# WRITTEN INSTRUCTION
Pictures are not part of the copy; repeat everything else in the records exactly.

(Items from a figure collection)

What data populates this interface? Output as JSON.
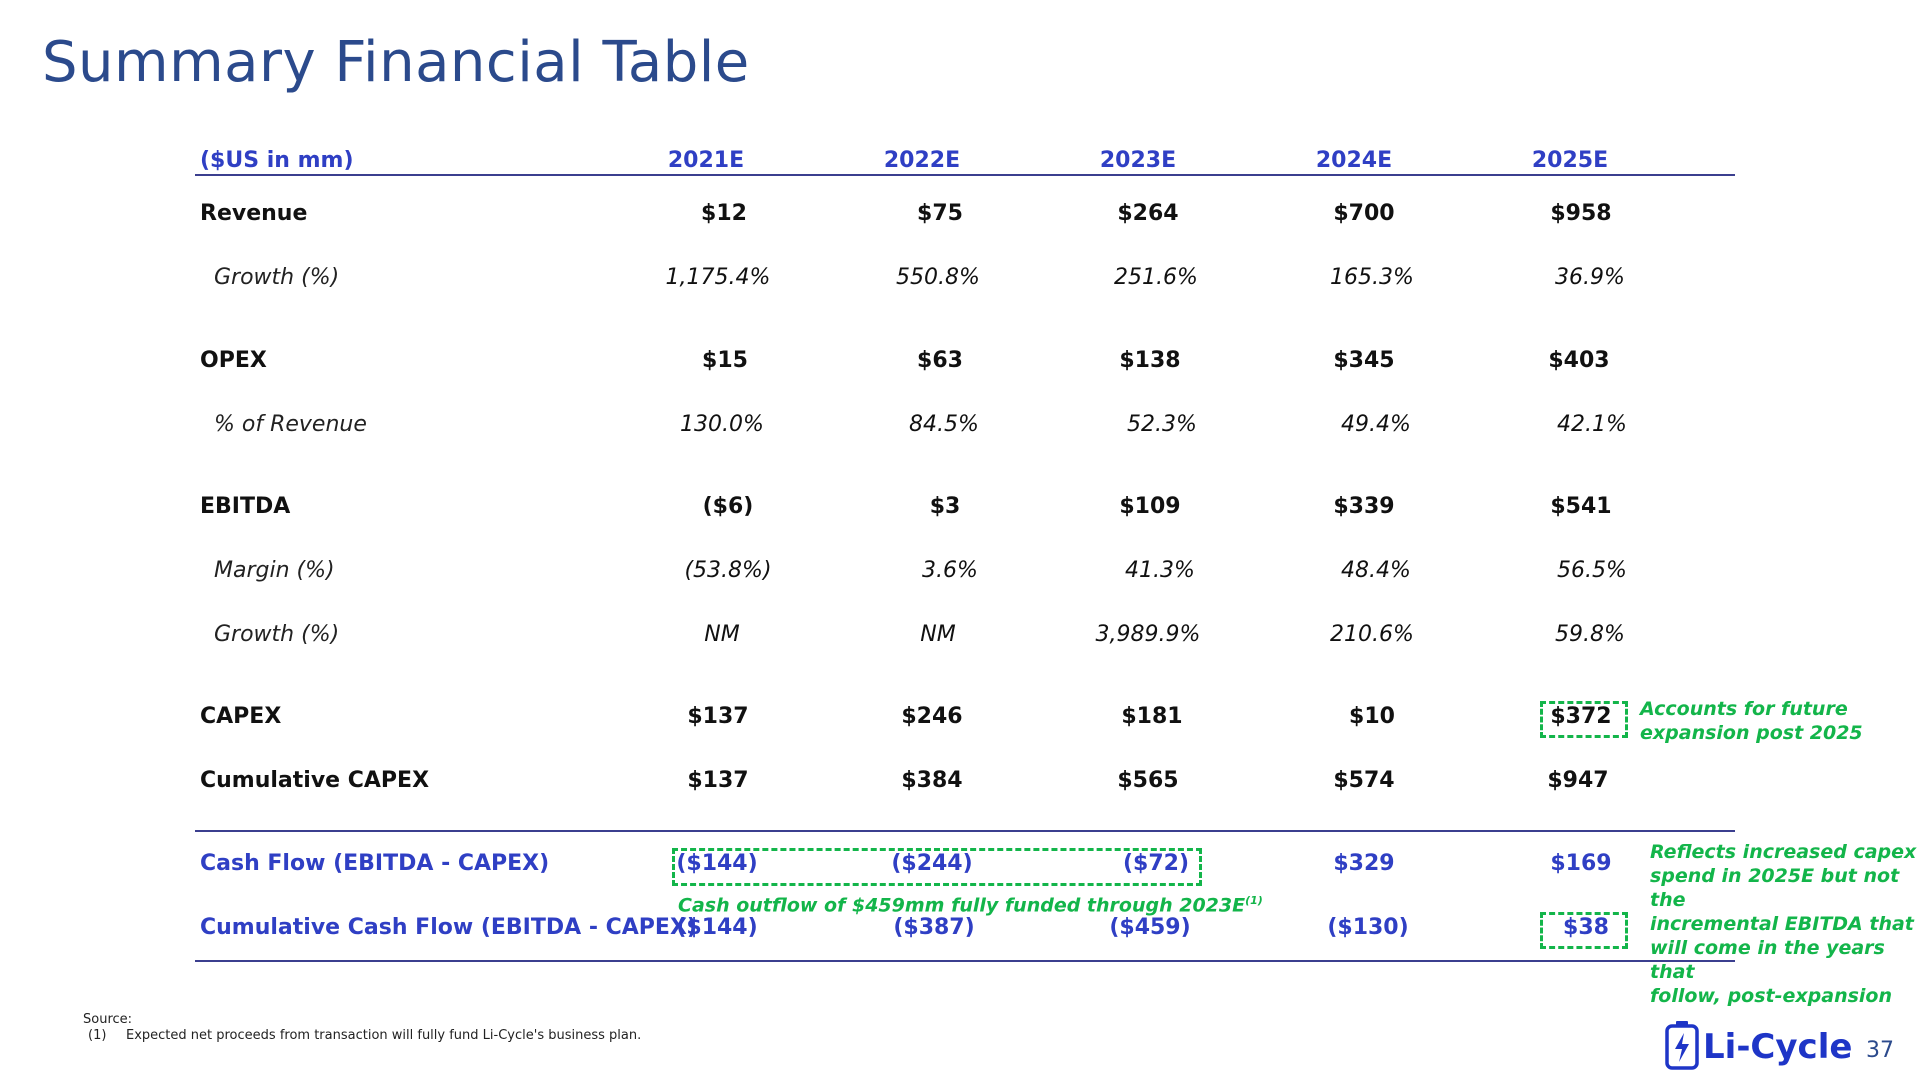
{
  "title": "Summary Financial Table",
  "header": {
    "units": "($US in mm)",
    "years": [
      "2021E",
      "2022E",
      "2023E",
      "2024E",
      "2025E"
    ]
  },
  "rows": {
    "revenue": {
      "label": "Revenue",
      "values": [
        "$12",
        "$75",
        "$264",
        "$700",
        "$958"
      ]
    },
    "revenue_growth": {
      "label": "Growth (%)",
      "values": [
        "1,175.4%",
        "550.8%",
        "251.6%",
        "165.3%",
        "36.9%"
      ]
    },
    "opex": {
      "label": "OPEX",
      "values": [
        "$15",
        "$63",
        "$138",
        "$345",
        "$403"
      ]
    },
    "opex_pct": {
      "label": "% of Revenue",
      "values": [
        "130.0%",
        "84.5%",
        "52.3%",
        "49.4%",
        "42.1%"
      ]
    },
    "ebitda": {
      "label": "EBITDA",
      "values": [
        "($6)",
        "$3",
        "$109",
        "$339",
        "$541"
      ]
    },
    "ebitda_margin": {
      "label": "Margin (%)",
      "values": [
        "(53.8%)",
        "3.6%",
        "41.3%",
        "48.4%",
        "56.5%"
      ]
    },
    "ebitda_growth": {
      "label": "Growth (%)",
      "values": [
        "NM",
        "NM",
        "3,989.9%",
        "210.6%",
        "59.8%"
      ]
    },
    "capex": {
      "label": "CAPEX",
      "values": [
        "$137",
        "$246",
        "$181",
        "$10",
        "$372"
      ]
    },
    "cum_capex": {
      "label": "Cumulative CAPEX",
      "values": [
        "$137",
        "$384",
        "$565",
        "$574",
        "$947"
      ]
    },
    "cash_flow": {
      "label": "Cash Flow (EBITDA - CAPEX)",
      "values": [
        "($144)",
        "($244)",
        "($72)",
        "$329",
        "$169"
      ]
    },
    "cum_cash_flow": {
      "label": "Cumulative Cash Flow (EBITDA - CAPEX)",
      "values": [
        "($144)",
        "($387)",
        "($459)",
        "($130)",
        "$38"
      ]
    }
  },
  "annotations": {
    "capex_note_line1": "Accounts for future",
    "capex_note_line2": "expansion post 2025",
    "outflow_note": "Cash outflow of $459mm fully funded through 2023E",
    "outflow_note_sup": "(1)",
    "cf_note": [
      "Reflects increased capex",
      "spend in 2025E but not the",
      "incremental EBITDA that",
      "will come in the years that",
      "follow, post-expansion"
    ]
  },
  "footer": {
    "source_label": "Source:",
    "footnote_num": "(1)",
    "footnote_text": "Expected net proceeds from transaction will fully fund Li-Cycle's business plan."
  },
  "logo_text": "Li-Cycle",
  "page_number": "37",
  "colors": {
    "title": "#2b4a8c",
    "header": "#2f3fc4",
    "accent_green": "#13b54a",
    "logo": "#1e35c7"
  }
}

# EXPECTED OUTPUT
What data populates this interface? Output as JSON.
{
  "title": "Summary Financial Table",
  "header": {
    "units": "($US in mm)",
    "years": [
      "2021E",
      "2022E",
      "2023E",
      "2024E",
      "2025E"
    ]
  },
  "rows": {
    "revenue": {
      "label": "Revenue",
      "values": [
        "$12",
        "$75",
        "$264",
        "$700",
        "$958"
      ]
    },
    "revenue_growth": {
      "label": "Growth (%)",
      "values": [
        "1,175.4%",
        "550.8%",
        "251.6%",
        "165.3%",
        "36.9%"
      ]
    },
    "opex": {
      "label": "OPEX",
      "values": [
        "$15",
        "$63",
        "$138",
        "$345",
        "$403"
      ]
    },
    "opex_pct": {
      "label": "% of Revenue",
      "values": [
        "130.0%",
        "84.5%",
        "52.3%",
        "49.4%",
        "42.1%"
      ]
    },
    "ebitda": {
      "label": "EBITDA",
      "values": [
        "($6)",
        "$3",
        "$109",
        "$339",
        "$541"
      ]
    },
    "ebitda_margin": {
      "label": "Margin (%)",
      "values": [
        "(53.8%)",
        "3.6%",
        "41.3%",
        "48.4%",
        "56.5%"
      ]
    },
    "ebitda_growth": {
      "label": "Growth (%)",
      "values": [
        "NM",
        "NM",
        "3,989.9%",
        "210.6%",
        "59.8%"
      ]
    },
    "capex": {
      "label": "CAPEX",
      "values": [
        "$137",
        "$246",
        "$181",
        "$10",
        "$372"
      ]
    },
    "cum_capex": {
      "label": "Cumulative CAPEX",
      "values": [
        "$137",
        "$384",
        "$565",
        "$574",
        "$947"
      ]
    },
    "cash_flow": {
      "label": "Cash Flow (EBITDA - CAPEX)",
      "values": [
        "($144)",
        "($244)",
        "($72)",
        "$329",
        "$169"
      ]
    },
    "cum_cash_flow": {
      "label": "Cumulative Cash Flow (EBITDA - CAPEX)",
      "values": [
        "($144)",
        "($387)",
        "($459)",
        "($130)",
        "$38"
      ]
    }
  },
  "annotations": {
    "capex_note_line1": "Accounts for future",
    "capex_note_line2": "expansion post 2025",
    "outflow_note": "Cash outflow of $459mm fully funded through 2023E",
    "outflow_note_sup": "(1)",
    "cf_note": [
      "Reflects increased capex",
      "spend in 2025E but not the",
      "incremental EBITDA that",
      "will come in the years that",
      "follow, post-expansion"
    ]
  },
  "footer": {
    "source_label": "Source:",
    "footnote_num": "(1)",
    "footnote_text": "Expected net proceeds from transaction will fully fund Li-Cycle's business plan."
  },
  "logo_text": "Li-Cycle",
  "page_number": "37",
  "colors": {
    "title": "#2b4a8c",
    "header": "#2f3fc4",
    "accent_green": "#13b54a",
    "logo": "#1e35c7"
  }
}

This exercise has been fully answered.